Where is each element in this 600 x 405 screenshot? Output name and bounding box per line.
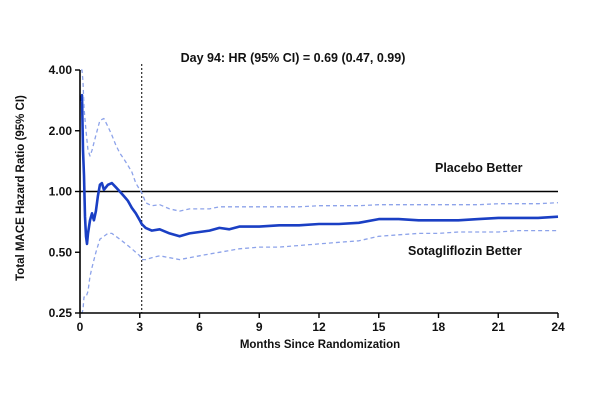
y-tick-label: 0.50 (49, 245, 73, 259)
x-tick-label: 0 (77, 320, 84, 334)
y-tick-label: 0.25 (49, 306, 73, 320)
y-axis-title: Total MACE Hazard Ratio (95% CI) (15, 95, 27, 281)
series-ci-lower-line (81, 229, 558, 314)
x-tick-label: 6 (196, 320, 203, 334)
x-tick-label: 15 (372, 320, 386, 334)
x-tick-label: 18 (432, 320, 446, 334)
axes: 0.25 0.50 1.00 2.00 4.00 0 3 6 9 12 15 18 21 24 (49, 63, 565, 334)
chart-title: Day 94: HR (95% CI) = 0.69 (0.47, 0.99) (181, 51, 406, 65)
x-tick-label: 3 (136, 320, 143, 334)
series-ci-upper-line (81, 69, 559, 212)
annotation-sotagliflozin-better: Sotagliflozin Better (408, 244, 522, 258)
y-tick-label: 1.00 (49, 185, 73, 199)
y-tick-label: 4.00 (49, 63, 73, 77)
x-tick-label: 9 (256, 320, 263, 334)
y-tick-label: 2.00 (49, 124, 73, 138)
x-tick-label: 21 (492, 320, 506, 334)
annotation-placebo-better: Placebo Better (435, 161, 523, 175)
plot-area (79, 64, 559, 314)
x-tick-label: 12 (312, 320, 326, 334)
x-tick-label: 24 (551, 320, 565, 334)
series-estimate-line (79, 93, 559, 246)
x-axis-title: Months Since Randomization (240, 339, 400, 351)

+--

# Exercise instructions:
Copy everything from the line containing "y-tick-label: 0.50 (49, 245, 73, 259)" down to the last line, changing "x-tick-label" to "horizontal-tick-label" wherever it occurs and leaving everything else as it is. Give only those lines.

# Answer for this exercise:
y-tick-label: 0.50 (49, 245, 73, 259)
horizontal-tick-label: 0 (77, 320, 84, 334)
y-tick-label: 0.25 (49, 306, 73, 320)
y-axis-title: Total MACE Hazard Ratio (95% CI) (15, 95, 27, 281)
series-ci-lower-line (81, 229, 558, 314)
horizontal-tick-label: 6 (196, 320, 203, 334)
horizontal-tick-label: 15 (372, 320, 386, 334)
horizontal-tick-label: 18 (432, 320, 446, 334)
axes: 0.25 0.50 1.00 2.00 4.00 0 3 6 9 12 15 18 21 24 (49, 63, 565, 334)
chart-title: Day 94: HR (95% CI) = 0.69 (0.47, 0.99) (181, 51, 406, 65)
horizontal-tick-label: 3 (136, 320, 143, 334)
series-ci-upper-line (81, 69, 559, 212)
annotation-sotagliflozin-better: Sotagliflozin Better (408, 244, 522, 258)
y-tick-label: 1.00 (49, 185, 73, 199)
y-tick-label: 4.00 (49, 63, 73, 77)
horizontal-tick-label: 9 (256, 320, 263, 334)
y-tick-label: 2.00 (49, 124, 73, 138)
horizontal-tick-label: 21 (492, 320, 506, 334)
annotation-placebo-better: Placebo Better (435, 161, 523, 175)
plot-area (79, 64, 559, 314)
horizontal-tick-label: 12 (312, 320, 326, 334)
horizontal-tick-label: 24 (551, 320, 565, 334)
series-estimate-line (79, 93, 559, 246)
x-axis-title: Months Since Randomization (240, 339, 400, 351)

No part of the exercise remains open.